Dividend costs with respect to any preferred stock issued by the Corporation
will be charged in a similar manner.

ALLOCATION OF SHARED SERVICES. A portion of the Corporation's shared SG&A (such
as executive management, human resources, legal, accounting and auditing, tax,
treasury, strategic planning, information systems support and environmental
services) has been allocated to each group based upon identification of such
services specifically used by each group. Where determinations based on specific
usage alone have been impracticable, other methods and criteria were used that
management believes are equitable and provide a reasonable estimate of the cost
attributable to each group. These methods consisted of allocating costs based on
(i) number of employees of each group, (ii) percentage of office space of each
group and (iii) estimated percentage of staff time allocable to each group. The
total of these allocations was $346 million, $359 million and $313 million in
1997, 1996 and 1995, respectively. It is not practicable to provide a detailed
estimate of the expenses that would be recognized if either group were a
separate legal entity.

ALLOCATION OF EMPLOYEE BENEFITS.  A portion of the Corporation's employee
benefit costs, including pension and postretirement health care and life
insurance benefits, has been allocated to each group. The pension cost related
to their participation in the Corporation's noncontributory defined benefit
pension plan, and other employee benefit costs related to their participation in
the Corporation's postretirement health care and life insurance plans, are
actuarially determined based on the number of their employees and an allocable
share of the plan assets and are calculated in accordance with SFAS No. 87 and
SFAS No. 106, respectively. Management believes such method of allocation is
equitable and provides a reasonable estimate of the cost attributable to each
group.
    Since plan assets are not segregated into separate accounts or restricted to
providing benefits to employees of either group, assets of the Corporation's
employee benefit plans may be used to provide benefits to employees of both the
Georgia-Pacific Group and The Timber Company. Plan assets have been allocated to
the groups based on the percentage of their projected benefit obligation to the
plans' total projected benefit obligations.

ALLOCATION OF FEDERAL AND STATE INCOME TAXES.  The federal income taxes of the
Corporation and the subsidiaries that own assets allocated between the groups
are determined on a consolidated basis. Consolidated federal income tax
provisions and related tax payments or refunds are allocated between the groups
based principally on the taxable income and tax credits directly attributable to
each group. Such allocations reflect each group's contribution (positive or
negative) to the Corporation's consolidated federal taxable income and the
consolidated federal tax liability and tax credit position. Tax benefits that
cannot be used by the group generating those benefits but can be used on a
consolidated basis are credited to the group that generated such benefits. Had
the groups filed separate tax returns, the provision for income taxes and net
income for each group would not have differed from the amounts reported on the
groups' statements of income for the years ended December 31, 1997, 1996 and
1995. However, the amounts of current and deferred taxes and taxes payable or
refundable allocated to each group on the historical financial statements may
differ from those that would have been allocated had the groups filed separate
income tax returns.
    Depending on the tax laws of the respective jurisdictions, state and local
income taxes are calculated on either a consolidated or combined basis or on a
separate corporation basis. State income tax provisions and related tax payments
or refunds determined on a consolidated or combined basis are allocated between
the groups based on their respective contributions to such consolidated or
combined state taxable incomes. State and local income tax provisions and
related tax payments that are determined on a separate corporation basis are
allocated between the groups in a manner designed to reflect the respective
contributions of the groups to the Corporation's separate state or local taxable
income.

────────────────────────────────────────

EXERCISE GOAL.
Answer these from the text on cost allocation between the groups:
1. What was the total of the shared-services allocations in 1996?
2. On what basis were plan assets allocated to the groups?
3. Which group is credited with tax benefits that the generating group cannot use but that can be used on a consolidated basis?

DATA RECORDS.
────────────────────────────────────────

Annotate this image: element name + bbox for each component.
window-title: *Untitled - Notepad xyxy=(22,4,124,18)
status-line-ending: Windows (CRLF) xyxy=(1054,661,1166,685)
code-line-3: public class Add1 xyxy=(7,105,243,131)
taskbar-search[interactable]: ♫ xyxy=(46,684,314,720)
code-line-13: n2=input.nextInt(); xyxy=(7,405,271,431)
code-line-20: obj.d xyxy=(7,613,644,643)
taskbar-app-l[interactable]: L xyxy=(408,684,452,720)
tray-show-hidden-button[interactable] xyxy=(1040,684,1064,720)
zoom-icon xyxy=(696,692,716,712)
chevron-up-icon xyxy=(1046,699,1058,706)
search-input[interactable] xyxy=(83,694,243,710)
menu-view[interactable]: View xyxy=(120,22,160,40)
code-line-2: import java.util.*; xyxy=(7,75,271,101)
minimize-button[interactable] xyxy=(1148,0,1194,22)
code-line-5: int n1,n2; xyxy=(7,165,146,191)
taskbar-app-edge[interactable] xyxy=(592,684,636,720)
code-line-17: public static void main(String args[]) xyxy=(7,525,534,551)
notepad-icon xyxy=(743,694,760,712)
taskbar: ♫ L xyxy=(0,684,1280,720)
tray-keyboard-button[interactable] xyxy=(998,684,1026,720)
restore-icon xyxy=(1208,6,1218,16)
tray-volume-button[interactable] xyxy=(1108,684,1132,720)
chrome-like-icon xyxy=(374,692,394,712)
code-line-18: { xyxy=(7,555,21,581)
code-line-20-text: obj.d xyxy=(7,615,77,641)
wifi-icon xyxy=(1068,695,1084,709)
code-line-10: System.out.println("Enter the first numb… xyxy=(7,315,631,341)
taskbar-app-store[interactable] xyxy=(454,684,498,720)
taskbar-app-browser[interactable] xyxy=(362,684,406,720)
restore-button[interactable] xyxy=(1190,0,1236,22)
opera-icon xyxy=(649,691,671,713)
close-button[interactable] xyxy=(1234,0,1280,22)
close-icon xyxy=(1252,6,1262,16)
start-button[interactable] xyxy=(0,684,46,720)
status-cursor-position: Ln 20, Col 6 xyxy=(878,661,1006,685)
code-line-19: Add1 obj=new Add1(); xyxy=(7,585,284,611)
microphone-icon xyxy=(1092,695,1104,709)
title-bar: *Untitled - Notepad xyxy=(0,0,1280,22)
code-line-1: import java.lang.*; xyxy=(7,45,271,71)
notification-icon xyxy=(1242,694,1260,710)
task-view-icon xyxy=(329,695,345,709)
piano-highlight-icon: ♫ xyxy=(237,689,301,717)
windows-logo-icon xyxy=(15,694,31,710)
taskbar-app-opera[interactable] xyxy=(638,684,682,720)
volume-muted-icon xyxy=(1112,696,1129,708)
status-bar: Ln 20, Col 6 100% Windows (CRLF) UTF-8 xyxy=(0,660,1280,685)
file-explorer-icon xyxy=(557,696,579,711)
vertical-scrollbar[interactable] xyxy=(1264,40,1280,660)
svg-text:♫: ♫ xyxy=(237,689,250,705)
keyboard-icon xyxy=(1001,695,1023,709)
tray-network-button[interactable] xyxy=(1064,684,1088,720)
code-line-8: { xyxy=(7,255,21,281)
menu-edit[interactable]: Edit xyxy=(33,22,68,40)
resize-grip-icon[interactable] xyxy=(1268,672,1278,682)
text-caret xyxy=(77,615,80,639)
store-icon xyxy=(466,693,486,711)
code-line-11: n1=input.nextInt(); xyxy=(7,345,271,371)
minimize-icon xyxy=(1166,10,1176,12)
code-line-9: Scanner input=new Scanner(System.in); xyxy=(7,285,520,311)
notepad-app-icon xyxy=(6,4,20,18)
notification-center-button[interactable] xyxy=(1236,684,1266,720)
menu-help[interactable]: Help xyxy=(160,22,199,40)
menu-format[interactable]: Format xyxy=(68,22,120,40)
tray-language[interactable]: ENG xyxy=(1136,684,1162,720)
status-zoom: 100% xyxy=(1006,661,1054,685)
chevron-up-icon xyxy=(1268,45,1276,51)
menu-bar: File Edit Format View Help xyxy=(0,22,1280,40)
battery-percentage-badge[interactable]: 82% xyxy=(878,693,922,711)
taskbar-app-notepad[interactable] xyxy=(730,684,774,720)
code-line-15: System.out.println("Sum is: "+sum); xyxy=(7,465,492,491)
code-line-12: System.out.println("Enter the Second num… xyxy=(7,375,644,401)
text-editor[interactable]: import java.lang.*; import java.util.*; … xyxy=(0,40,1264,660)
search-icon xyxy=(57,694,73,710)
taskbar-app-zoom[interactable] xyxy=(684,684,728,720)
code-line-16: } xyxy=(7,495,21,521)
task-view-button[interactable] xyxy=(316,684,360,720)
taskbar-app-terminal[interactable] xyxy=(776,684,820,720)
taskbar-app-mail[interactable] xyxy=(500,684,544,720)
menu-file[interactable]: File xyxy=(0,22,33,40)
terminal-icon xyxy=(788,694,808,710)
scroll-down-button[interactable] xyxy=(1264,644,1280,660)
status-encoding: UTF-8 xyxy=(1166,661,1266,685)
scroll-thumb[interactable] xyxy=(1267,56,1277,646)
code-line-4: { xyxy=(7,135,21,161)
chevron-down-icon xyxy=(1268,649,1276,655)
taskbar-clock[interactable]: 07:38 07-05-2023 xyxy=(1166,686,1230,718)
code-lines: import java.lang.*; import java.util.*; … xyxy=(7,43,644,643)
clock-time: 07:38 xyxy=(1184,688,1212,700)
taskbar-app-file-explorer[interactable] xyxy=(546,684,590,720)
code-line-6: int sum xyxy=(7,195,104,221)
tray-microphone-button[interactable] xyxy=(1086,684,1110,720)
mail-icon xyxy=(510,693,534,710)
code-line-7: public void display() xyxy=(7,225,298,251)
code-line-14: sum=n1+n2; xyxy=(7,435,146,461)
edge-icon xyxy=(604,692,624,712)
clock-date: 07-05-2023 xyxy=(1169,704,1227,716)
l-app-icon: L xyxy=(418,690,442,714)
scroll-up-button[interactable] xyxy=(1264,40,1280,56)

────────────────────────────────────────

RESPONSE TO THIS TASK.
1. $359 million.
2. On the percentage of each group's projected benefit obligation to the plans' total projected benefit obligations.
3. The group that generated those benefits.